Find all lines in the records that include the word "Malta", and copy them out.

Chart and figure data:
============================================================

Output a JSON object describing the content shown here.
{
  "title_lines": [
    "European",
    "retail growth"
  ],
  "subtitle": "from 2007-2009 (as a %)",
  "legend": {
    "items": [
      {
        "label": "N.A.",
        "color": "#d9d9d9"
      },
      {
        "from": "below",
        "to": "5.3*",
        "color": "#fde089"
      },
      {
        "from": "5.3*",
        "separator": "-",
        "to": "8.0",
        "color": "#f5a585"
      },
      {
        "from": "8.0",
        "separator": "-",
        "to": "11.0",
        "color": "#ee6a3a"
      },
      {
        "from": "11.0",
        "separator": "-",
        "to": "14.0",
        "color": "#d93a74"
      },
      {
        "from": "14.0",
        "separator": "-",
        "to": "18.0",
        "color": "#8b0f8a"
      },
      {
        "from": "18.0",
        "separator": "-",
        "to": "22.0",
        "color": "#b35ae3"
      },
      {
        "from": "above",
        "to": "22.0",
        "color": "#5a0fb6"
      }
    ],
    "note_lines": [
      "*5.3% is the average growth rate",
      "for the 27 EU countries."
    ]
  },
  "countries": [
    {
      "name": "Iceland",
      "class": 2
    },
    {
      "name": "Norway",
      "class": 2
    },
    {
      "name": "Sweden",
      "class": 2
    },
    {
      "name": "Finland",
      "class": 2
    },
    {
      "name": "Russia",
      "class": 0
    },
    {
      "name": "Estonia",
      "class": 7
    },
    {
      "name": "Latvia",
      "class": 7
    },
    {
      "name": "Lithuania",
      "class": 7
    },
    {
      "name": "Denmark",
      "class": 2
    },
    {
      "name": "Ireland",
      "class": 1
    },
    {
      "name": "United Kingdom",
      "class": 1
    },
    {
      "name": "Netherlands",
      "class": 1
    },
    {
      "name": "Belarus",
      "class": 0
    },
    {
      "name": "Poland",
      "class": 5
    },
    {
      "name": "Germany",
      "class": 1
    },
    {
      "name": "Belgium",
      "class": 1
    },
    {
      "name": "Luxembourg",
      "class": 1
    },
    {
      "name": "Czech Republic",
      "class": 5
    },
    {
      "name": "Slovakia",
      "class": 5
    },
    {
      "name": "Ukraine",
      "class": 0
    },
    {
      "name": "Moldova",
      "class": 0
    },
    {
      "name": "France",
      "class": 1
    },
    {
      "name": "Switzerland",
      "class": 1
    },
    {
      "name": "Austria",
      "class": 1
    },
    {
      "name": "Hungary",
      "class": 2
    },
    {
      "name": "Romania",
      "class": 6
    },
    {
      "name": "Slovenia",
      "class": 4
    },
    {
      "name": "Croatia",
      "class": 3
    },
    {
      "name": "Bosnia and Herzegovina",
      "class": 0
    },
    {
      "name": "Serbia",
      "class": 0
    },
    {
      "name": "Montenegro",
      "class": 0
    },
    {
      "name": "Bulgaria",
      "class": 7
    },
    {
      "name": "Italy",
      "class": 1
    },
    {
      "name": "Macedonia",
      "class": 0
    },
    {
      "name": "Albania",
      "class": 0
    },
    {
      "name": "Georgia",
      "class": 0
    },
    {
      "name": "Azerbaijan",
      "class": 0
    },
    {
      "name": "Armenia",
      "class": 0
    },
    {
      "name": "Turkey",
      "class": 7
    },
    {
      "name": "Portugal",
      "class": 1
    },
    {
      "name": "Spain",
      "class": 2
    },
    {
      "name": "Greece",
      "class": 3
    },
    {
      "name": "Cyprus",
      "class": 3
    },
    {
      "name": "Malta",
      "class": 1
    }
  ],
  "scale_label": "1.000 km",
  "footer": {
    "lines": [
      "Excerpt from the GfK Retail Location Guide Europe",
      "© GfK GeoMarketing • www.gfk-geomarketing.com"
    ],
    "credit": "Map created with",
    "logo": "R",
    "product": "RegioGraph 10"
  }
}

============================================================

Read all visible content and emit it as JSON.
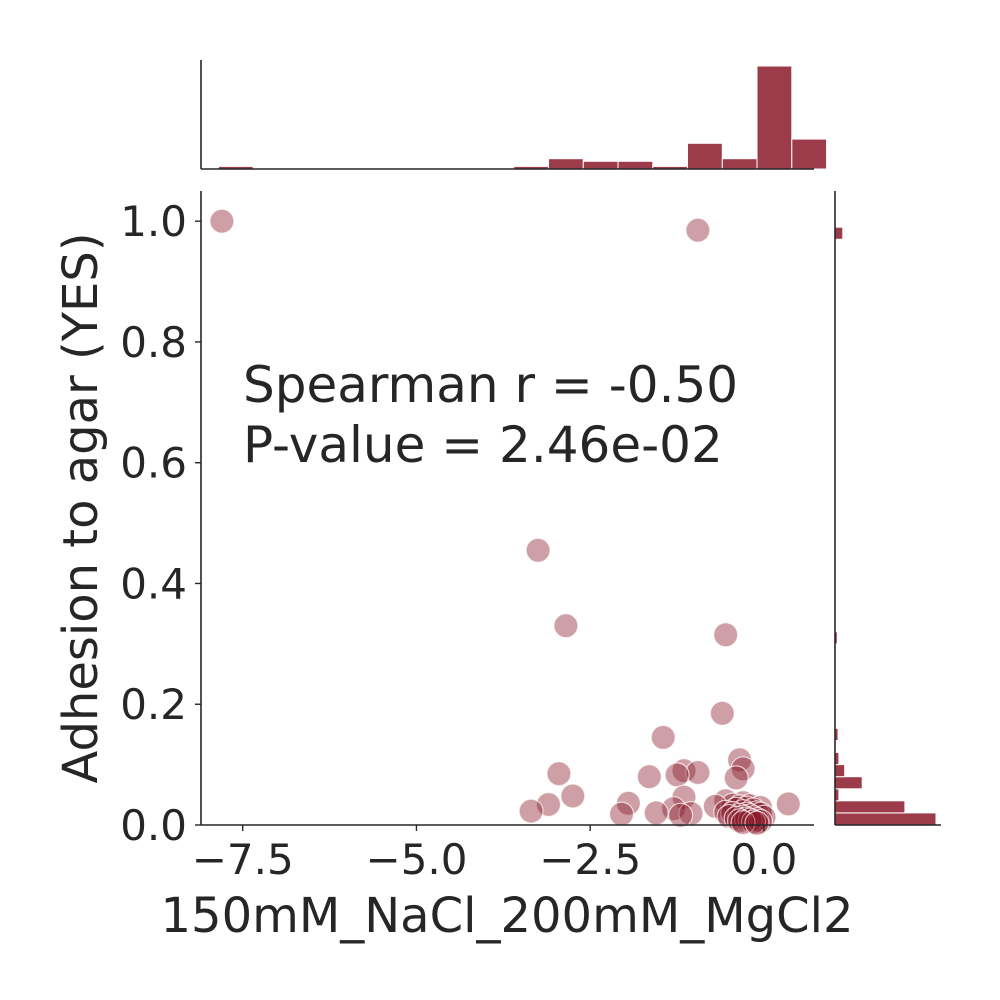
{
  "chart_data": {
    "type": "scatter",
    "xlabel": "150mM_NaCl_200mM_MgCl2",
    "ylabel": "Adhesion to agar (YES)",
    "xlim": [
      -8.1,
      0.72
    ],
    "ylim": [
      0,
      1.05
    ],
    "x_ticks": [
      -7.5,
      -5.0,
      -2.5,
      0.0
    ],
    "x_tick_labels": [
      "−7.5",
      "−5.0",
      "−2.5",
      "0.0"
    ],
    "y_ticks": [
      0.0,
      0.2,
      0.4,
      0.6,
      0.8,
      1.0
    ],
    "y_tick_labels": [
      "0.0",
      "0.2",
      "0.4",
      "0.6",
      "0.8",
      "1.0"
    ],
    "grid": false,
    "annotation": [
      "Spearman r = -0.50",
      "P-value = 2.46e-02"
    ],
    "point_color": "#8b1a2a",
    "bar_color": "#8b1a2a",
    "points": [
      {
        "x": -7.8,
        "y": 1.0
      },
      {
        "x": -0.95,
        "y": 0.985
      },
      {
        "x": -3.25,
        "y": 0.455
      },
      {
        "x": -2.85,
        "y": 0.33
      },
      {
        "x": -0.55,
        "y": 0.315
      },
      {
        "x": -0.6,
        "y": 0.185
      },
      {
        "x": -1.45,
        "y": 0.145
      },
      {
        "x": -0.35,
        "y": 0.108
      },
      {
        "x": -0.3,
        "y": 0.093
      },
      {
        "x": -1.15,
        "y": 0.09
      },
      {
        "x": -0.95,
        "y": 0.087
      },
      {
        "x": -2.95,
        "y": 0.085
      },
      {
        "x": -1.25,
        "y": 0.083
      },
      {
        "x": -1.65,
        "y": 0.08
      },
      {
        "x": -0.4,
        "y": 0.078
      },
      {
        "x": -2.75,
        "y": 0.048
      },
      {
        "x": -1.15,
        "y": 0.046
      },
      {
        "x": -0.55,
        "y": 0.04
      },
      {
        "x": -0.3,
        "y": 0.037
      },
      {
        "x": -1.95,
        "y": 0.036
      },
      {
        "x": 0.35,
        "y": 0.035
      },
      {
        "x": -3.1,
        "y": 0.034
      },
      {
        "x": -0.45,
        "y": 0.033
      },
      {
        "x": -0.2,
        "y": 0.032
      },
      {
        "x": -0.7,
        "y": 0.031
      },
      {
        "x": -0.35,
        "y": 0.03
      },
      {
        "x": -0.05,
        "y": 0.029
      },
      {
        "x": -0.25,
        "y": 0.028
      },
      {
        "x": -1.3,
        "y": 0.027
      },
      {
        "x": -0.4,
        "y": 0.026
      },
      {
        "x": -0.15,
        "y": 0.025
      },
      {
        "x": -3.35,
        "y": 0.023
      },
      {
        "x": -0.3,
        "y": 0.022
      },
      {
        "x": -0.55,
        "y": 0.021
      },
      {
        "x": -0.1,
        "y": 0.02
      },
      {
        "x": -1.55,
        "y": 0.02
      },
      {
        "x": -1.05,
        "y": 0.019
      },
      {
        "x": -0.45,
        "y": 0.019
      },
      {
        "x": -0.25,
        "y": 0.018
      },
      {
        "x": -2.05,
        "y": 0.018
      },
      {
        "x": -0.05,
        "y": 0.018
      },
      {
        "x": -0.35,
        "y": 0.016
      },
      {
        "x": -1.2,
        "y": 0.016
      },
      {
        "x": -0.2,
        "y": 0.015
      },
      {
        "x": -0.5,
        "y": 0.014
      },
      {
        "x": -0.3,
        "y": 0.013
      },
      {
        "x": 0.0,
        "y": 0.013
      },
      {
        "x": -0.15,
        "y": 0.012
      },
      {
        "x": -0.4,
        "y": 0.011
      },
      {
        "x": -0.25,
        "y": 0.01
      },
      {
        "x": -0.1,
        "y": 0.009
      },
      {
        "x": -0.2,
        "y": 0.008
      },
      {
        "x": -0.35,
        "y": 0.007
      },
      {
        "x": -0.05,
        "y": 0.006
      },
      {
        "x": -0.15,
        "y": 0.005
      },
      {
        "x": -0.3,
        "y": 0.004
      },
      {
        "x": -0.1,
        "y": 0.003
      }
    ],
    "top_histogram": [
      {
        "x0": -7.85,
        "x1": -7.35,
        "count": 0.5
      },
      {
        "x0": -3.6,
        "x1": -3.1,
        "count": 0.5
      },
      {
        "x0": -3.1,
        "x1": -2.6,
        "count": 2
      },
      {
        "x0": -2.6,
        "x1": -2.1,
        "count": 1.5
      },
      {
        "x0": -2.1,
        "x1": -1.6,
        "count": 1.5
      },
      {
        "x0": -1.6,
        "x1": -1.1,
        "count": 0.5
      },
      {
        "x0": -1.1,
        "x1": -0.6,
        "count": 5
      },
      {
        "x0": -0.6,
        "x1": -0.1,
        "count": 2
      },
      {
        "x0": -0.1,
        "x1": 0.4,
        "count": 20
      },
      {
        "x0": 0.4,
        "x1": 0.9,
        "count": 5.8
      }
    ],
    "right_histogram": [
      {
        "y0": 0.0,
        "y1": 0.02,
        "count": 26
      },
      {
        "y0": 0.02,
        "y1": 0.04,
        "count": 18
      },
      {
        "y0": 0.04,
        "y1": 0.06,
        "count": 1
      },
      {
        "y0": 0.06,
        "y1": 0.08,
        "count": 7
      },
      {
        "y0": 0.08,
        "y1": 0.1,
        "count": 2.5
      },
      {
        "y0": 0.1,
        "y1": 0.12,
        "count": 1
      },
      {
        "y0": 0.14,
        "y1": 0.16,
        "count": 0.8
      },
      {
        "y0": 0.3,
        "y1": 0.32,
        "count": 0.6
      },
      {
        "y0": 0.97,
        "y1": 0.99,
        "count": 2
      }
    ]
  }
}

============================================================

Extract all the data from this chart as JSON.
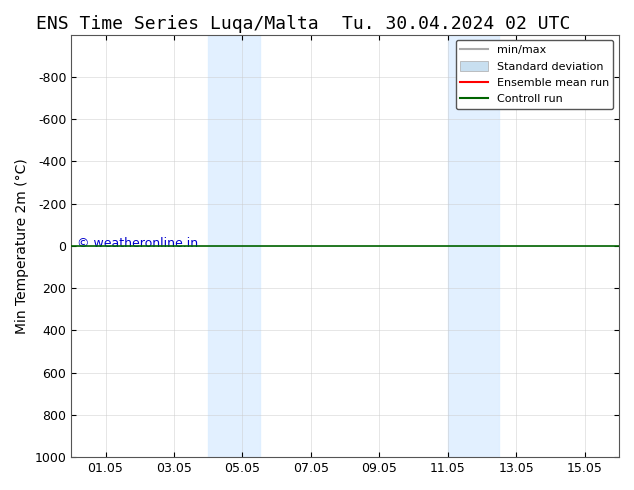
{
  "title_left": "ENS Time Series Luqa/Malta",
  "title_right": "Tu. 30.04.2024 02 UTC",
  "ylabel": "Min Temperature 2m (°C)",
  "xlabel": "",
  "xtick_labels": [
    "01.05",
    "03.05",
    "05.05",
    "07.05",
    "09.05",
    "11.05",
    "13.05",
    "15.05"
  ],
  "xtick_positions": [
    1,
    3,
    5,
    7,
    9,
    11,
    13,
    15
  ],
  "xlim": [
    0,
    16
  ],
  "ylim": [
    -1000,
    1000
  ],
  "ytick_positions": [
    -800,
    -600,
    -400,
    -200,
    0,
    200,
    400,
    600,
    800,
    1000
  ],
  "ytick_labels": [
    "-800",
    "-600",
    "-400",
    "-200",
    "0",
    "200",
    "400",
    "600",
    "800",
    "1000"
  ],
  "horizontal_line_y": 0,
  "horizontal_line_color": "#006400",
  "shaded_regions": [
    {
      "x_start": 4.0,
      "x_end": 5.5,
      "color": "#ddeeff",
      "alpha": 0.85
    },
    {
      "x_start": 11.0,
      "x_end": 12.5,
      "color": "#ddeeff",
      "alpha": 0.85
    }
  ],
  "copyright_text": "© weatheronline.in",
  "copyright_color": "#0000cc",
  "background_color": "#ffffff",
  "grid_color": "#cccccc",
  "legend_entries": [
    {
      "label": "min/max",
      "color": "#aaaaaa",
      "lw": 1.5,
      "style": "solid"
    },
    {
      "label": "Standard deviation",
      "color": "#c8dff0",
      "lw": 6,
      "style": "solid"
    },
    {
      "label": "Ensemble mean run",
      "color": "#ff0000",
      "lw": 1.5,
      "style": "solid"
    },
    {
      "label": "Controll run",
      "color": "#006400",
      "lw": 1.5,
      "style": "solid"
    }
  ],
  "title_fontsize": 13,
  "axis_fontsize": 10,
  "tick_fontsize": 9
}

============================================================

FINISHED EXERCISE:
      "name": "Malta",
  "title_left": "ENS Time Series Luqa/Malta",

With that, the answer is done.